Given exercise » Reproduce the entries in full, with no changes.

[Extracts from a graphics dataset]

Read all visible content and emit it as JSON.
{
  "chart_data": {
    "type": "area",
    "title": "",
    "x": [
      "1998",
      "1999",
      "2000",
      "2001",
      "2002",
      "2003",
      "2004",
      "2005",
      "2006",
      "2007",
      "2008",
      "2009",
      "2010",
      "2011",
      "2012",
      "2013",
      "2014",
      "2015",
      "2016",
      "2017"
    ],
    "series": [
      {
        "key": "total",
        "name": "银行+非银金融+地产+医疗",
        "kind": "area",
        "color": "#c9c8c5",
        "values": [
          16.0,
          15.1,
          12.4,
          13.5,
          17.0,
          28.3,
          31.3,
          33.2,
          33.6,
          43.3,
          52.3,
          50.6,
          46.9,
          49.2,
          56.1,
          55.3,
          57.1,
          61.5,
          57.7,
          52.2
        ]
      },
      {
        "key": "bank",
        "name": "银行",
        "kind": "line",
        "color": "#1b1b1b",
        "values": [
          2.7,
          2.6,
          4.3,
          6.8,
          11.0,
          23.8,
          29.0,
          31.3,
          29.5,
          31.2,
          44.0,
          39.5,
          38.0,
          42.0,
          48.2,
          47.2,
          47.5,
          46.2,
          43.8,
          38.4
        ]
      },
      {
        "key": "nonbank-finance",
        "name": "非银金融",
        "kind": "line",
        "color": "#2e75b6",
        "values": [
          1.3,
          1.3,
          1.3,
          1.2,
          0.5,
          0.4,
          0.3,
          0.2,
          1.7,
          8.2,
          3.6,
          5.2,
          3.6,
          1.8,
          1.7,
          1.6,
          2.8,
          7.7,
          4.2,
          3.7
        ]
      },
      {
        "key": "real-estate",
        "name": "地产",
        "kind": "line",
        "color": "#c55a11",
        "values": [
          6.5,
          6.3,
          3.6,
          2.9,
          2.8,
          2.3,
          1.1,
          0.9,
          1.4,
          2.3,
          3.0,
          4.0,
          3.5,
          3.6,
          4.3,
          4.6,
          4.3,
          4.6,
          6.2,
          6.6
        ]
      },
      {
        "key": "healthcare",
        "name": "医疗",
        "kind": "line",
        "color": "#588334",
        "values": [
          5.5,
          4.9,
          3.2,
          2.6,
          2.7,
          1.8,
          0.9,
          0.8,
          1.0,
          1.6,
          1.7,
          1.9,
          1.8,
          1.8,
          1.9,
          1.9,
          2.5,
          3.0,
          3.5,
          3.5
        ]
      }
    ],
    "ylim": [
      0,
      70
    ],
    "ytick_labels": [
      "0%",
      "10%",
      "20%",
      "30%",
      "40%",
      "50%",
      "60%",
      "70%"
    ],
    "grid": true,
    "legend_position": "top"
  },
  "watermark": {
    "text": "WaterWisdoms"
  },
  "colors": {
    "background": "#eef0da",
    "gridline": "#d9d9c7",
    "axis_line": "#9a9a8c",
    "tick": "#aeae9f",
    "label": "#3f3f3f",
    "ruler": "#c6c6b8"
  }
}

Finished task »
Read all visible content and emit it as JSON.
{
  "chart_data": {
    "type": "area",
    "title": "",
    "x": [
      "1998",
      "1999",
      "2000",
      "2001",
      "2002",
      "2003",
      "2004",
      "2005",
      "2006",
      "2007",
      "2008",
      "2009",
      "2010",
      "2011",
      "2012",
      "2013",
      "2014",
      "2015",
      "2016",
      "2017"
    ],
    "series": [
      {
        "key": "total",
        "name": "银行+非银金融+地产+医疗",
        "kind": "area",
        "color": "#c9c8c5",
        "values": [
          16.0,
          15.1,
          12.4,
          13.5,
          17.0,
          28.3,
          31.3,
          33.2,
          33.6,
          43.3,
          52.3,
          50.6,
          46.9,
          49.2,
          56.1,
          55.3,
          57.1,
          61.5,
          57.7,
          52.2
        ]
      },
      {
        "key": "bank",
        "name": "银行",
        "kind": "line",
        "color": "#1b1b1b",
        "values": [
          2.7,
          2.6,
          4.3,
          6.8,
          11.0,
          23.8,
          29.0,
          31.3,
          29.5,
          31.2,
          44.0,
          39.5,
          38.0,
          42.0,
          48.2,
          47.2,
          47.5,
          46.2,
          43.8,
          38.4
        ]
      },
      {
        "key": "nonbank-finance",
        "name": "非银金融",
        "kind": "line",
        "color": "#2e75b6",
        "values": [
          1.3,
          1.3,
          1.3,
          1.2,
          0.5,
          0.4,
          0.3,
          0.2,
          1.7,
          8.2,
          3.6,
          5.2,
          3.6,
          1.8,
          1.7,
          1.6,
          2.8,
          7.7,
          4.2,
          3.7
        ]
      },
      {
        "key": "real-estate",
        "name": "地产",
        "kind": "line",
        "color": "#c55a11",
        "values": [
          6.5,
          6.3,
          3.6,
          2.9,
          2.8,
          2.3,
          1.1,
          0.9,
          1.4,
          2.3,
          3.0,
          4.0,
          3.5,
          3.6,
          4.3,
          4.6,
          4.3,
          4.6,
          6.2,
          6.6
        ]
      },
      {
        "key": "healthcare",
        "name": "医疗",
        "kind": "line",
        "color": "#588334",
        "values": [
          5.5,
          4.9,
          3.2,
          2.6,
          2.7,
          1.8,
          0.9,
          0.8,
          1.0,
          1.6,
          1.7,
          1.9,
          1.8,
          1.8,
          1.9,
          1.9,
          2.5,
          3.0,
          3.5,
          3.5
        ]
      }
    ],
    "ylim": [
      0,
      70
    ],
    "ytick_labels": [
      "0%",
      "10%",
      "20%",
      "30%",
      "40%",
      "50%",
      "60%",
      "70%"
    ],
    "grid": true,
    "legend_position": "top"
  },
  "watermark": {
    "text": "WaterWisdoms"
  },
  "colors": {
    "background": "#eef0da",
    "gridline": "#d9d9c7",
    "axis_line": "#9a9a8c",
    "tick": "#aeae9f",
    "label": "#3f3f3f",
    "ruler": "#c6c6b8"
  }
}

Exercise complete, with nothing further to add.